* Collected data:

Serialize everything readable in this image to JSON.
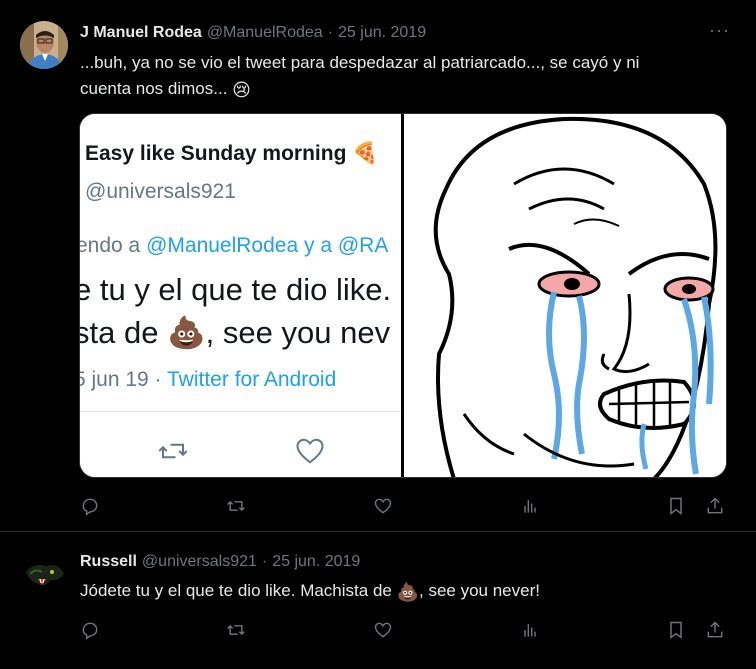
{
  "tweets": [
    {
      "name": "J Manuel Rodea",
      "handle": "@ManuelRodea",
      "separator": "·",
      "date": "25 jun. 2019",
      "more": "···",
      "text_line1": "...buh, ya no se vio el tweet para despedazar al patriarcado..., se cayó y ni",
      "text_line2": "cuenta nos dimos...",
      "emoji": "😢",
      "media": {
        "screenshot": {
          "name": "Easy like Sunday morning 🍕",
          "handle": "@universals921",
          "reply_prefix": "endo a ",
          "reply_link": "@ManuelRodea y a @RA",
          "body_line1": "e tu y el que te dio like.",
          "body_line2_a": "sta de ",
          "body_emoji": "💩",
          "body_line2_b": ", see you nev",
          "meta_date": "5 jun 19 · ",
          "meta_link": "Twitter for Android"
        },
        "meme": "crying wojak face"
      },
      "icons": [
        "reply-icon",
        "retweet-icon",
        "like-icon",
        "views-icon",
        "bookmark-icon",
        "share-icon"
      ]
    },
    {
      "name": "Russell",
      "handle": "@universals921",
      "separator": "·",
      "date": "25 jun. 2019",
      "text_a": "Jódete tu y el que te dio like. Machista de ",
      "emoji": "💩",
      "text_b": ", see you never!",
      "icons": [
        "reply-icon",
        "retweet-icon",
        "like-icon",
        "views-icon",
        "bookmark-icon",
        "share-icon"
      ]
    }
  ],
  "colors": {
    "background": "#000000",
    "text": "#e7e9ea",
    "muted": "#71767b",
    "border": "#2f3336",
    "link": "#1da1f2"
  }
}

* Direction: Using the material above, copy every line in which the string "handle" occurs.

* Result of this exercise:
      "handle": "@ManuelRodea",
          "handle": "@universals921",
      "handle": "@universals921",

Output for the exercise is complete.